Selected passage:
________

We know it commanded sizeable sums, because it was able to mint coins and pay the troops it recruited. Since the normal means of raising state income had broken down, one may assume that initially at least the Church was the chief source of funds. Very little is known about the finances of the Russian Church, but both the high profile of the Church in the revival and the fact that it commanded a major proportion of the country’s resources, including approximately a third of all cultivated land, strongly suggest that the Church filled the critical financial gap. 34 And so in 1612 events at last moved towards a resolution.
In August 1612 the army - over 10,000 strong, but not particularly well equipped — arrived outside Moscow. It soon engaged the Polish forces of Hetman Chodkiewicz, forcing them into retreat. It also halted King Sigismund when he approached with an army to take control of the situation. Realizing that their prospects now seemed poor, in October the Russian power-brokers who had sponsored Prince Wladyslaw withdrew from the Kremlin, and on the following day the Polish garrison, now down to 1,500 hungry men, surrendered.
The call went out for delegates to come to Moscow to choose a tsar, and by January 1613 hundreds were arriving. Wladyslaw, the Polish candidate, was now ruled out, and the Swedish contender, Prince Karl Filip, had little more support. Trubetskoi’s candidature was blocked by Pozharskii, and both of them opposed the sixteen-year-old Michael Romanov, who was hardly an impressive candidate and had been associated with the Polish occupiers. However, the Romanovs were rich, and they spent money to promote their man. The Cossack delegates were eventually won over — or bought — and on 21 February Michael was chosen. 35 His father, Filaret Romanov, was installed as patriarch, and Michael himself was crowned in July 1612. Though the Cossack leader Zarutskii, Marina and her four-year-old son (known as the ‘little brigand’) were not to be caught and dealt with until the summer of 1614, at last the work of reconstruction could get under way
The Time of Troubles left in its wake both a damaged economy and damaged institutions. It also established a tradition by which governments were to be challenged by pretenders who denied the tsar’s legitimacy. Such claimants sprang up from various parts of the country with increasing regularity over the next two centuries, threatening to destabilize government in Russia. 36 Yet there was a positive legacy too. The trauma impressed on most Russians a sense that even oppressive, autocratic government was preferable to the mayhem of anarchy, and the regime took care to remind them of it.
Events had also demonstrated that even in the early 1600s Russians were coming to share a common national consciousness. It has been argued that the imperial nature of the ethnically diverse Russian state inhibited the development of Russian nationalism, but a strong sense of patriotism — perhaps as strong as that manifested in Elizabethan England - was shared by Russians from the north and south, east and west. Russians knew who they were, and it was not only their Orthodox religion, contrasting with the Catholic, Protestant and Muslim faiths of their neighbours, that defined them; nor their language, which, except for the Old Church Slavonic used for religious purposes, was not yet a standard or literary one; nor their customs, which varied to some extent from region to region — though all these elements contributed. They shared a sense of community associated with the land, and, as the letters sent out to mobilize a national army demonstrate, even strangers among them, such as Muslim Tatars, were not excluded. They too were accepted as part of the Russian political community. 37
And, though the Troubles had shorn Russia of much of its empire, there were some areas where the process of empire-building had hardly been interrupted.

________

Records shown:
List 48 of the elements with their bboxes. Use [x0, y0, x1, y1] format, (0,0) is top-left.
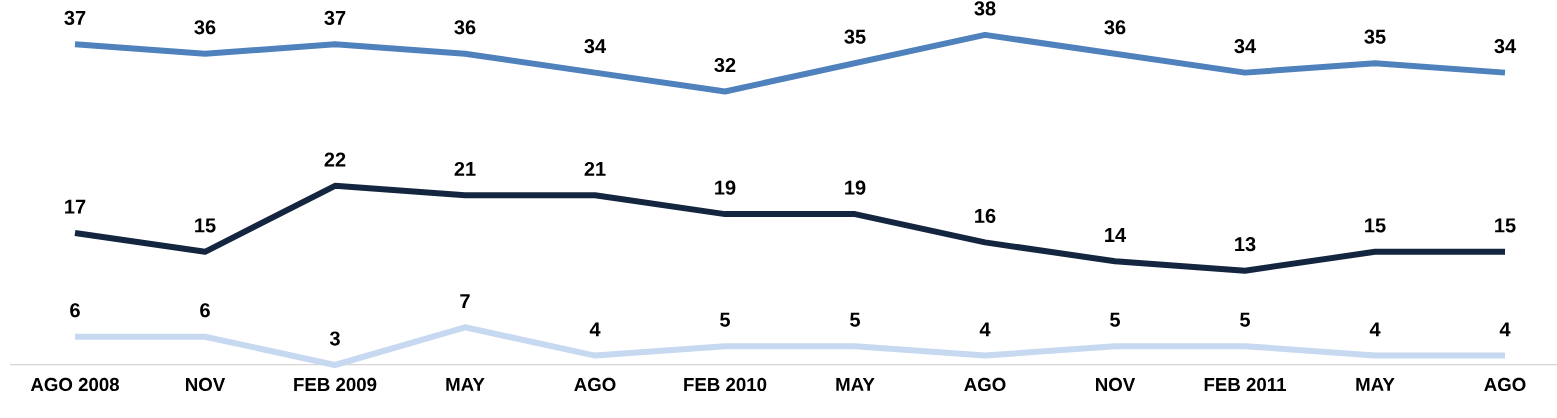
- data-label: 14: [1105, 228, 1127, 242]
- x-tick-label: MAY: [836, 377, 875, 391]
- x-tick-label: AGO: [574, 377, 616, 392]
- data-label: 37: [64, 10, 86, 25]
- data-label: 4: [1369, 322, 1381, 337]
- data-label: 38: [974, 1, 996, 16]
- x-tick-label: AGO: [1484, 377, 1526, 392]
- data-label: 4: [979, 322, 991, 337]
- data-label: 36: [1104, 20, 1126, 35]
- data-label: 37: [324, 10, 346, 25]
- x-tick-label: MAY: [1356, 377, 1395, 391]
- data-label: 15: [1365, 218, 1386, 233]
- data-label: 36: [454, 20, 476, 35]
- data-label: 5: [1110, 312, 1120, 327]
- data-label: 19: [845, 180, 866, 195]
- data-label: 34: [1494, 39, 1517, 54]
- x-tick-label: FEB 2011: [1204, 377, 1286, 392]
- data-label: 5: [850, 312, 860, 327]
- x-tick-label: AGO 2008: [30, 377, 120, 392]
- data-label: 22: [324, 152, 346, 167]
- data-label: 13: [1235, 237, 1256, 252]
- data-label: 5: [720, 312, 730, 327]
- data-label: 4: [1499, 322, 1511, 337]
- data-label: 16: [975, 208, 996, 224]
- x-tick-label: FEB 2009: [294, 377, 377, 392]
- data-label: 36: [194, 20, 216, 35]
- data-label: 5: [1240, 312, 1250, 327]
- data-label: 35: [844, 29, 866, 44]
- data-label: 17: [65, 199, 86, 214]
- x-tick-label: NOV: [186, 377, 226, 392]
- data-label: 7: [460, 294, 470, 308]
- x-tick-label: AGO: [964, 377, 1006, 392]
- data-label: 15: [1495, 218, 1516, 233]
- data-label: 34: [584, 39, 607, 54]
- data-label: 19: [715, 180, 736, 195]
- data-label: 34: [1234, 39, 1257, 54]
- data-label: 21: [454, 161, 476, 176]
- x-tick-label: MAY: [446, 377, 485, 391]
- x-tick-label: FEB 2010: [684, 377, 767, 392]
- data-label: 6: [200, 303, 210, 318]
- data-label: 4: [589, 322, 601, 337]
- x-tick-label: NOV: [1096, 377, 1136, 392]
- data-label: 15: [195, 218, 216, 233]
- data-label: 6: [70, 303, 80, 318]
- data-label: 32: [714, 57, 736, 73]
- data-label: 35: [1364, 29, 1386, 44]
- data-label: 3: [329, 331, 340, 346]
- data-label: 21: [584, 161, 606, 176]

________

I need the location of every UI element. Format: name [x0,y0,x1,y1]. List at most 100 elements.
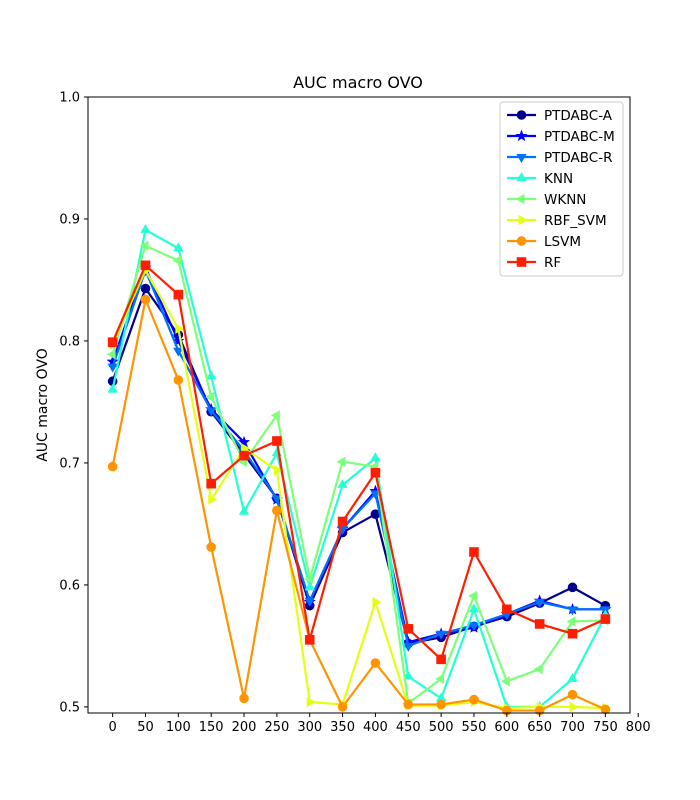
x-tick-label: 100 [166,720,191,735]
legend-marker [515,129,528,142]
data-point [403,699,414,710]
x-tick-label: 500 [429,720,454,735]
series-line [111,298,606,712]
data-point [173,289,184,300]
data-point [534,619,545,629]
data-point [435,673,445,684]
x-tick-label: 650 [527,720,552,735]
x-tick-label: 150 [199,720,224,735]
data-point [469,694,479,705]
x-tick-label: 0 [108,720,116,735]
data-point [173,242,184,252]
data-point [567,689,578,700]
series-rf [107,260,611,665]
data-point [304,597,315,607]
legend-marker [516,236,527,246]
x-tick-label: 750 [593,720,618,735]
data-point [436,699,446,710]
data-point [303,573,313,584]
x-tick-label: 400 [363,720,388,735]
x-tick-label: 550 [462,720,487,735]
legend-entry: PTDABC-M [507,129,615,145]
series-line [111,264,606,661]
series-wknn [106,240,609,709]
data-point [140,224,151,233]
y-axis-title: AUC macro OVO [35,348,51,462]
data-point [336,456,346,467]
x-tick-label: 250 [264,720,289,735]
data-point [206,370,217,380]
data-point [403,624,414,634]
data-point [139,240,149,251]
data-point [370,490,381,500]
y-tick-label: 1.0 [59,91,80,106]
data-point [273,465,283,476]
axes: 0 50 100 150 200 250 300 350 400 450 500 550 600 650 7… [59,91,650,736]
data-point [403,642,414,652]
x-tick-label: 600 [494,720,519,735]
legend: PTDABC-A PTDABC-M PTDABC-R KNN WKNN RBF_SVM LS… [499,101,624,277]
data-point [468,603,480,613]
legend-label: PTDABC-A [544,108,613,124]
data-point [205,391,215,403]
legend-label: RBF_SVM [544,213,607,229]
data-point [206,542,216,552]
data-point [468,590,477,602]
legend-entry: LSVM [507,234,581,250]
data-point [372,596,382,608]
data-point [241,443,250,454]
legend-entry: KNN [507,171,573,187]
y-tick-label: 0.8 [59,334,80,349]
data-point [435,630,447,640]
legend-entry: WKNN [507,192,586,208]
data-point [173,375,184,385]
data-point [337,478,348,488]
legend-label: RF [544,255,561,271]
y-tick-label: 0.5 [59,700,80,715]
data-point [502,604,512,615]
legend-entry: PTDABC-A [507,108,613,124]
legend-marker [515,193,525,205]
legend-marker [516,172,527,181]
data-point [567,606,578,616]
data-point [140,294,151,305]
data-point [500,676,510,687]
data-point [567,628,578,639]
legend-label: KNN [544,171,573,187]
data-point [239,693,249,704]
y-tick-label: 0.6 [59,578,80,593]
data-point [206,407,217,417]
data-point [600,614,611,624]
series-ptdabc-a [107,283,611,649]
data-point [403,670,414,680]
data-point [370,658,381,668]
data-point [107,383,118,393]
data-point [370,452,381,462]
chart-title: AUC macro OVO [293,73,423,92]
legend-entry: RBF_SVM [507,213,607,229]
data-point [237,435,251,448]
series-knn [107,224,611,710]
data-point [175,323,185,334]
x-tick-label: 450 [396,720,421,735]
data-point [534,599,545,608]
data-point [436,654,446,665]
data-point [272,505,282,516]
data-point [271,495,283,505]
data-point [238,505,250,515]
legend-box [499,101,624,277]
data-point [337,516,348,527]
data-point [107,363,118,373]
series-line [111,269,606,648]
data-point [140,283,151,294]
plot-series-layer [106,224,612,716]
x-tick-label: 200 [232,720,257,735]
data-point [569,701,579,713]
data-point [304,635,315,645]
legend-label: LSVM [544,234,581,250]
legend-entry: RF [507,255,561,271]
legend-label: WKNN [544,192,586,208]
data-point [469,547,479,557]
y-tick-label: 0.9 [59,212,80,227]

________

Your tasks:
(a) From the passage on Russia's Time of Troubles above, copy everything from "We know it commanded" down to "towards a resolution.".
(b) List every person the passage on Russia's Time of Troubles names as a candidate for tsar.

Full solutions:
(a)
We know it commanded sizeable sums, because it was able to mint coins and pay the troops it recruited. Since the normal means of raising state income had broken down, one may assume that initially at least the Church was the chief source of funds. Very little is known about the finances of the Russian Church, but both the high profile of the Church in the revival and the fact that it commanded a major proportion of the country’s resources, including approximately a third of all cultivated land, strongly suggest that the Church filled the critical financial gap. 34 And so in 1612 events at last moved towards a resolution.

(b) Wladyslaw, Prince Karl Filip, Trubetskoi, Michael Romanov